DATA PROVIDED:
---+---
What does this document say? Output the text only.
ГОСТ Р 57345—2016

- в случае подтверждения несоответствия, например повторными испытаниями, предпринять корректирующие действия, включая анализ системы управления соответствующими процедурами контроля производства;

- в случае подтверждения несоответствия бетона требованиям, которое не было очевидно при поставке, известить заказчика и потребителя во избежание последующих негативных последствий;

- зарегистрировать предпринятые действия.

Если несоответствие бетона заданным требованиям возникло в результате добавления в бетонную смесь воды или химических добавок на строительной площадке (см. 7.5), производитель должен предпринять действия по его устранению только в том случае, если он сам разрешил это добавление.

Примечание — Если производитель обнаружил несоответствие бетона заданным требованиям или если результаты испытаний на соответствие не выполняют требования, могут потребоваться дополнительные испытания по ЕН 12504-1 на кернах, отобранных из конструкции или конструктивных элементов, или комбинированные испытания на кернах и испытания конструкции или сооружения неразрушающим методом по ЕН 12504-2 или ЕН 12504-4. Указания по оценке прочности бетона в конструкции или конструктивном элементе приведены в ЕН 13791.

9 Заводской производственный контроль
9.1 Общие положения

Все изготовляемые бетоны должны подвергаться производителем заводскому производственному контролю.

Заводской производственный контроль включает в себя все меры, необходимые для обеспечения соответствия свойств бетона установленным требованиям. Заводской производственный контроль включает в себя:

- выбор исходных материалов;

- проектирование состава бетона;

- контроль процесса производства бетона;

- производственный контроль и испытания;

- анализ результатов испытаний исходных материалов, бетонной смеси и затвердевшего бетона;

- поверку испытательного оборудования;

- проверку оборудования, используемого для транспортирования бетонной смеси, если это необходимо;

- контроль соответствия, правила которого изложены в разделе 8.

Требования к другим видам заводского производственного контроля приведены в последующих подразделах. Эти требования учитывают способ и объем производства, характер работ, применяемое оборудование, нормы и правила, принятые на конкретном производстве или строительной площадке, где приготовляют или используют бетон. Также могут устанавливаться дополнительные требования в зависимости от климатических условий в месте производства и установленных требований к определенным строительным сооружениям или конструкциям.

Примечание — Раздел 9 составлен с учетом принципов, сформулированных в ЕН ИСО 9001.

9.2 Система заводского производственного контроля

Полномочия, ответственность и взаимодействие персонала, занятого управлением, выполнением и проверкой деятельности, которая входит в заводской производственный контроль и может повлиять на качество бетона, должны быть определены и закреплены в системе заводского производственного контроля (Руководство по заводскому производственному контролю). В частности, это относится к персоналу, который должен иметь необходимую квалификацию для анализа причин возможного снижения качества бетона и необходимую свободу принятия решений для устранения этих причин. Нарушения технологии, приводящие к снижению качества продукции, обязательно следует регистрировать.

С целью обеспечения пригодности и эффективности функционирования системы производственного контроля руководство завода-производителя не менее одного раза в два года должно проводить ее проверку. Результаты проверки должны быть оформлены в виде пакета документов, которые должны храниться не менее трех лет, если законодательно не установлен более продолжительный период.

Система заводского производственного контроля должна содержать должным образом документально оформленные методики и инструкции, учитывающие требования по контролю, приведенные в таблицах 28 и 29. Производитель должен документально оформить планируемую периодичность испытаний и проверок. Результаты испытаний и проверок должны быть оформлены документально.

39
---+---
Copy the entries above exactly, leaving none out.

What does this document say? Output the text only.
ГОСТ Р 57345—2016

- в случае подтверждения несоответствия, например повторными испытаниями, предпринять корректирующие действия, включая анализ системы управления соответствующими процедурами контроля производства;

- в случае подтверждения несоответствия бетона требованиям, которое не было очевидно при поставке, известить заказчика и потребителя во избежание последующих негативных последствий;

- зарегистрировать предпринятые действия.

Если несоответствие бетона заданным требованиям возникло в результате добавления в бетонную смесь воды или химических добавок на строительной площадке (см. 7.5), производитель должен предпринять действия по его устранению только в том случае, если он сам разрешил это добавление.

Примечание — Если производитель обнаружил несоответствие бетона заданным требованиям или если результаты испытаний на соответствие не выполняют требования, могут потребоваться дополнительные испытания по ЕН 12504-1 на кернах, отобранных из конструкции или конструктивных элементов, или комбинированные испытания на кернах и испытания конструкции или сооружения неразрушающим методом по ЕН 12504-2 или ЕН 12504-4. Указания по оценке прочности бетона в конструкции или конструктивном элементе приведены в ЕН 13791.

9 Заводской производственный контроль
9.1 Общие положения

Все изготовляемые бетоны должны подвергаться производителем заводскому производственному контролю.

Заводской производственный контроль включает в себя все меры, необходимые для обеспечения соответствия свойств бетона установленным требованиям. Заводской производственный контроль включает в себя:

- выбор исходных материалов;

- проектирование состава бетона;

- контроль процесса производства бетона;

- производственный контроль и испытания;

- анализ результатов испытаний исходных материалов, бетонной смеси и затвердевшего бетона;

- поверку испытательного оборудования;

- проверку оборудования, используемого для транспортирования бетонной смеси, если это необходимо;

- контроль соответствия, правила которого изложены в разделе 8.

Требования к другим видам заводского производственного контроля приведены в последующих подразделах. Эти требования учитывают способ и объем производства, характер работ, применяемое оборудование, нормы и правила, принятые на конкретном производстве или строительной площадке, где приготовляют или используют бетон. Также могут устанавливаться дополнительные требования в зависимости от климатических условий в месте производства и установленных требований к определенным строительным сооружениям или конструкциям.

Примечание — Раздел 9 составлен с учетом принципов, сформулированных в ЕН ИСО 9001.

9.2 Система заводского производственного контроля

Полномочия, ответственность и взаимодействие персонала, занятого управлением, выполнением и проверкой деятельности, которая входит в заводской производственный контроль и может повлиять на качество бетона, должны быть определены и закреплены в системе заводского производственного контроля (Руководство по заводскому производственному контролю). В частности, это относится к персоналу, который должен иметь необходимую квалификацию для анализа причин возможного снижения качества бетона и необходимую свободу принятия решений для устранения этих причин. Нарушения технологии, приводящие к снижению качества продукции, обязательно следует регистрировать.

С целью обеспечения пригодности и эффективности функционирования системы производственного контроля руководство завода-производителя не менее одного раза в два года должно проводить ее проверку. Результаты проверки должны быть оформлены в виде пакета документов, которые должны храниться не менее трех лет, если законодательно не установлен более продолжительный период.

Система заводского производственного контроля должна содержать должным образом документально оформленные методики и инструкции, учитывающие требования по контролю, приведенные в таблицах 28 и 29. Производитель должен документально оформить планируемую периодичность испытаний и проверок. Результаты испытаний и проверок должны быть оформлены документально.

39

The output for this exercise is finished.